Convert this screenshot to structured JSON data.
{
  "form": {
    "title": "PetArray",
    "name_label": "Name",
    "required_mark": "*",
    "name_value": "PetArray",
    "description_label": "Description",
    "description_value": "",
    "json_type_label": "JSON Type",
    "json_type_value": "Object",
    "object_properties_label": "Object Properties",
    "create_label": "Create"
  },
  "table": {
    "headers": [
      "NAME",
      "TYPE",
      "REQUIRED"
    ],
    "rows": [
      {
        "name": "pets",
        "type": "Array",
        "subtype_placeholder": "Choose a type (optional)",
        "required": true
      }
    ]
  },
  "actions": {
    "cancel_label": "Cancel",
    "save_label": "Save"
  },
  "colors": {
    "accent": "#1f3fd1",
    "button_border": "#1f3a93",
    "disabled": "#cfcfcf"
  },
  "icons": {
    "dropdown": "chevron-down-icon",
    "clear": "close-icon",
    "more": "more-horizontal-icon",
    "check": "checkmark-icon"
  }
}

_____

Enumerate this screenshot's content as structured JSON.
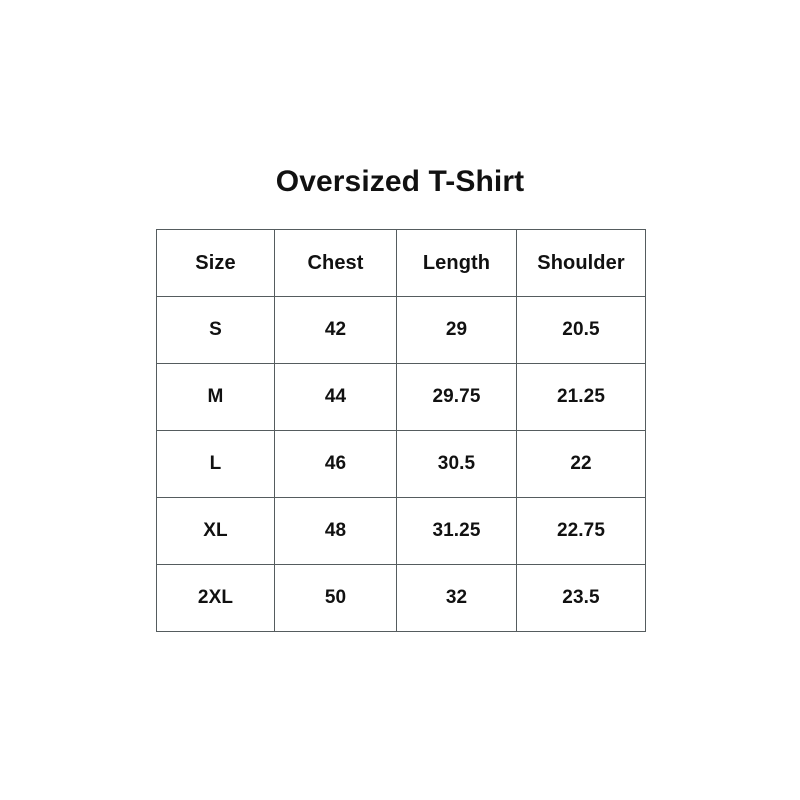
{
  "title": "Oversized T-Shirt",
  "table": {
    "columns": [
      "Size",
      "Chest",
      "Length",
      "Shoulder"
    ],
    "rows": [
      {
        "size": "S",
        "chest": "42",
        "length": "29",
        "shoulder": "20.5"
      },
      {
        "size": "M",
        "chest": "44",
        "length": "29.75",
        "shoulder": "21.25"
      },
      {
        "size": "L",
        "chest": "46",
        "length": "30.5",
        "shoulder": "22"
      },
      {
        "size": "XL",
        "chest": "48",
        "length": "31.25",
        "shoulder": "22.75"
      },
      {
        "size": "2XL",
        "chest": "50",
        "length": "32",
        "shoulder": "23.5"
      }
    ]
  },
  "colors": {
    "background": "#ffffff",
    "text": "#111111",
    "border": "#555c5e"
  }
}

_____

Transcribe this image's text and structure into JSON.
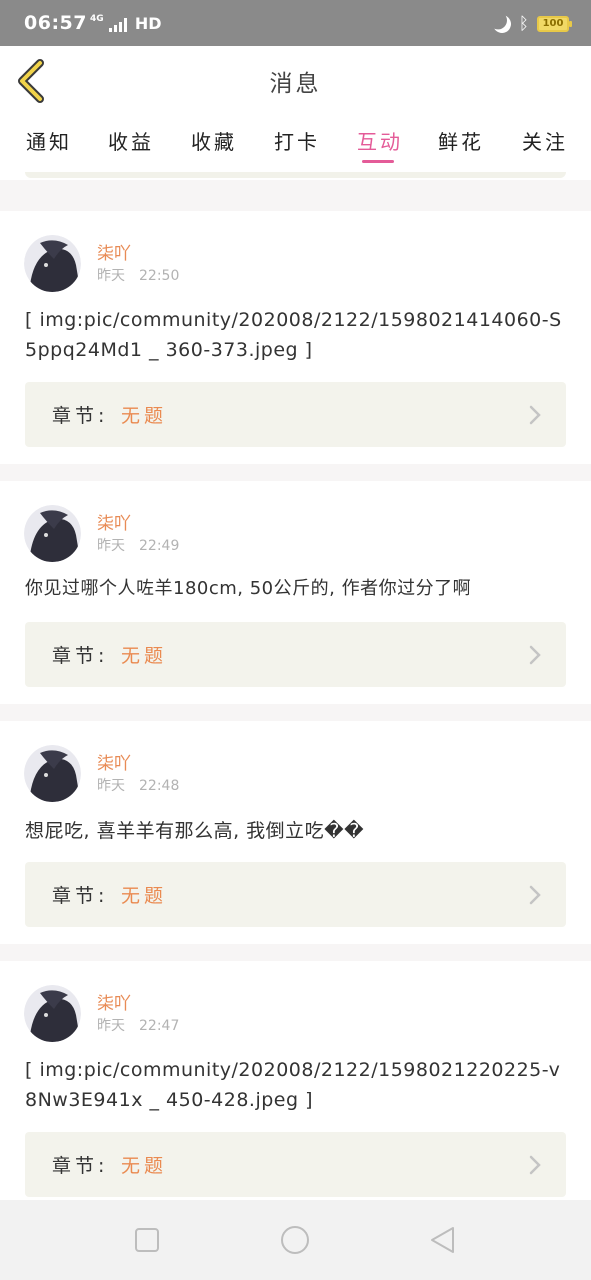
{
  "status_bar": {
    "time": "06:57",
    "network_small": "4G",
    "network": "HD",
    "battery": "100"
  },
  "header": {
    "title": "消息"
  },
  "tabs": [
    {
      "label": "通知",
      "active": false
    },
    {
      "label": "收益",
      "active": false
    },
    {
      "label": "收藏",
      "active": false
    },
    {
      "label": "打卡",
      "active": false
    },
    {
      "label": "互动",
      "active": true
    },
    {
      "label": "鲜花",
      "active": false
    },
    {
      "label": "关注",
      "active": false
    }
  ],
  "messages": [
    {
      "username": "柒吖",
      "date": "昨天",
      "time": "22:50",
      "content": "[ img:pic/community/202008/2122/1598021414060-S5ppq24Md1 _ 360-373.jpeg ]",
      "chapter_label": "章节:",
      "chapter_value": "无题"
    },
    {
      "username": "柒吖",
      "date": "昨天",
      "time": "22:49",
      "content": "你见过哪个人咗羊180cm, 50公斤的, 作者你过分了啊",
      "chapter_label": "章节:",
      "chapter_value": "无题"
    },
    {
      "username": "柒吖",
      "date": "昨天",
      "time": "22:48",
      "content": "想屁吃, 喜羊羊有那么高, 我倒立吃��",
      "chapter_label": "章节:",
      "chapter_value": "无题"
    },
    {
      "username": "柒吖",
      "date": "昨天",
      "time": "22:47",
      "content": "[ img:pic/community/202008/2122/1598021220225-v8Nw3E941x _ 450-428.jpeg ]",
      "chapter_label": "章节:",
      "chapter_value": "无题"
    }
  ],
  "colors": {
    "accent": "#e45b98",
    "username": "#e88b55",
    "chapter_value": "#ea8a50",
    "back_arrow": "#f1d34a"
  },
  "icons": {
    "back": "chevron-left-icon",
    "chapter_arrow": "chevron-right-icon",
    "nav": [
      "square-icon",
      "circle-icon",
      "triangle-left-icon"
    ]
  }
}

_____

_Goal of the exercise_
Among the records above, find each line holding the string "title" and pull it out.

_Output of the task_
    "title": "PetArray",
  "title": "Oversized T-Shirt",
    "title": "消息"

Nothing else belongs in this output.